- _YOUR TASK_
Each entry below is to be transcribed exactly.

- _DATA TO PROCESS_
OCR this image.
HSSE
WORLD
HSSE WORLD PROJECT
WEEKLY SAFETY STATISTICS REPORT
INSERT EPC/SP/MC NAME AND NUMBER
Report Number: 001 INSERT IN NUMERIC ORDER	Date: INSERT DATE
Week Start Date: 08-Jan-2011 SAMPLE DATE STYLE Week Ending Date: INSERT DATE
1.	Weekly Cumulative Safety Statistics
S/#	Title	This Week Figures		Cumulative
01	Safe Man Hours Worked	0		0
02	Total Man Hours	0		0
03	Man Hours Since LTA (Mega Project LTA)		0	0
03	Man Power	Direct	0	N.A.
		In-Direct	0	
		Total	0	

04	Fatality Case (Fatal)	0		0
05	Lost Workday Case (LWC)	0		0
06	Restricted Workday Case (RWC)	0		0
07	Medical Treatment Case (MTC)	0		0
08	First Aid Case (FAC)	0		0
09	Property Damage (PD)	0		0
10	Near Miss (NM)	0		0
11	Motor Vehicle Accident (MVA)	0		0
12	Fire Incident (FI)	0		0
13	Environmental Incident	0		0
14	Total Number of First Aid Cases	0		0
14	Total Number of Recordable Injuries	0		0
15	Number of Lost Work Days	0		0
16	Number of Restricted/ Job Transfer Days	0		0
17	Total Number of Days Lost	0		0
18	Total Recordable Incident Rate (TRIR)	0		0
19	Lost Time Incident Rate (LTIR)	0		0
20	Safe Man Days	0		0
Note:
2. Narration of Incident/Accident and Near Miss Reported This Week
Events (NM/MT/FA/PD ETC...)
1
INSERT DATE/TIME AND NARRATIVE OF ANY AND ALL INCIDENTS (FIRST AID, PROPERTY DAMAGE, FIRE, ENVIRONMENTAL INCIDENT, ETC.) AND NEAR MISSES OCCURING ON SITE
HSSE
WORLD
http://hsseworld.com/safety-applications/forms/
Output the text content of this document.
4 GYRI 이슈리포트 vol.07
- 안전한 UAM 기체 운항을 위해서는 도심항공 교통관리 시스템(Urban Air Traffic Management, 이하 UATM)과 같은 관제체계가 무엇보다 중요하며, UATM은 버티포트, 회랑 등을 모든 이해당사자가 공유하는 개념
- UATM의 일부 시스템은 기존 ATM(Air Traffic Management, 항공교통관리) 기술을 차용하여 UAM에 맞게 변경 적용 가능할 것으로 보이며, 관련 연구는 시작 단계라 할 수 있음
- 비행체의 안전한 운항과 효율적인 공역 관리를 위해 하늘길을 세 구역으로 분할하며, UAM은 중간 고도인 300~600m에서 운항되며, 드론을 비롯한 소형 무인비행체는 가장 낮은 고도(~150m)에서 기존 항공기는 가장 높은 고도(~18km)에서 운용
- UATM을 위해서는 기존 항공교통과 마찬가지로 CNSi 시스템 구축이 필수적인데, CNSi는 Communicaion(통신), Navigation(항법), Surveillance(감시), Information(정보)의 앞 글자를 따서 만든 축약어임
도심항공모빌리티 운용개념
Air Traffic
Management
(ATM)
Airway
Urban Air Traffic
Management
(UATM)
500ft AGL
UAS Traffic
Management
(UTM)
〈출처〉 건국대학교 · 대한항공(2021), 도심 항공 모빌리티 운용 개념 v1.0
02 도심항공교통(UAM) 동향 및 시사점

- _ANSWER BELOW_
OCR this image.
HSSE
WORLD
HSSE WORLD PROJECT
WEEKLY SAFETY STATISTICS REPORT
INSERT EPC/SP/MC NAME AND NUMBER
Report Number: 001 INSERT IN NUMERIC ORDER	Date: INSERT DATE
Week Start Date: 08-Jan-2011 SAMPLE DATE STYLE Week Ending Date: INSERT DATE
1.	Weekly Cumulative Safety Statistics
S/#	Title	This Week Figures		Cumulative
01	Safe Man Hours Worked	0		0
02	Total Man Hours	0		0
03	Man Hours Since LTA (Mega Project LTA)		0	0
03	Man Power	Direct	0	N.A.
		In-Direct	0	
		Total	0	

04	Fatality Case (Fatal)	0		0
05	Lost Workday Case (LWC)	0		0
06	Restricted Workday Case (RWC)	0		0
07	Medical Treatment Case (MTC)	0		0
08	First Aid Case (FAC)	0		0
09	Property Damage (PD)	0		0
10	Near Miss (NM)	0		0
11	Motor Vehicle Accident (MVA)	0		0
12	Fire Incident (FI)	0		0
13	Environmental Incident	0		0
14	Total Number of First Aid Cases	0		0
14	Total Number of Recordable Injuries	0		0
15	Number of Lost Work Days	0		0
16	Number of Restricted/ Job Transfer Days	0		0
17	Total Number of Days Lost	0		0
18	Total Recordable Incident Rate (TRIR)	0		0
19	Lost Time Incident Rate (LTIR)	0		0
20	Safe Man Days	0		0
Note:
2. Narration of Incident/Accident and Near Miss Reported This Week
Events (NM/MT/FA/PD ETC...)
1
INSERT DATE/TIME AND NARRATIVE OF ANY AND ALL INCIDENTS (FIRST AID, PROPERTY DAMAGE, FIRE, ENVIRONMENTAL INCIDENT, ETC.) AND NEAR MISSES OCCURING ON SITE
HSSE
WORLD
http://hsseworld.com/safety-applications/forms/
Output the text content of this document.
4 GYRI 이슈리포트 vol.07
- 안전한 UAM 기체 운항을 위해서는 도심항공 교통관리 시스템(Urban Air Traffic Management, 이하 UATM)과 같은 관제체계가 무엇보다 중요하며, UATM은 버티포트, 회랑 등을 모든 이해당사자가 공유하는 개념
- UATM의 일부 시스템은 기존 ATM(Air Traffic Management, 항공교통관리) 기술을 차용하여 UAM에 맞게 변경 적용 가능할 것으로 보이며, 관련 연구는 시작 단계라 할 수 있음
- 비행체의 안전한 운항과 효율적인 공역 관리를 위해 하늘길을 세 구역으로 분할하며, UAM은 중간 고도인 300~600m에서 운항되며, 드론을 비롯한 소형 무인비행체는 가장 낮은 고도(~150m)에서 기존 항공기는 가장 높은 고도(~18km)에서 운용
- UATM을 위해서는 기존 항공교통과 마찬가지로 CNSi 시스템 구축이 필수적인데, CNSi는 Communicaion(통신), Navigation(항법), Surveillance(감시), Information(정보)의 앞 글자를 따서 만든 축약어임
도심항공모빌리티 운용개념
Air Traffic
Management
(ATM)
Airway
Urban Air Traffic
Management
(UATM)
500ft AGL
UAS Traffic
Management
(UTM)
〈출처〉 건국대학교 · 대한항공(2021), 도심 항공 모빌리티 운용 개념 v1.0
02 도심항공교통(UAM) 동향 및 시사점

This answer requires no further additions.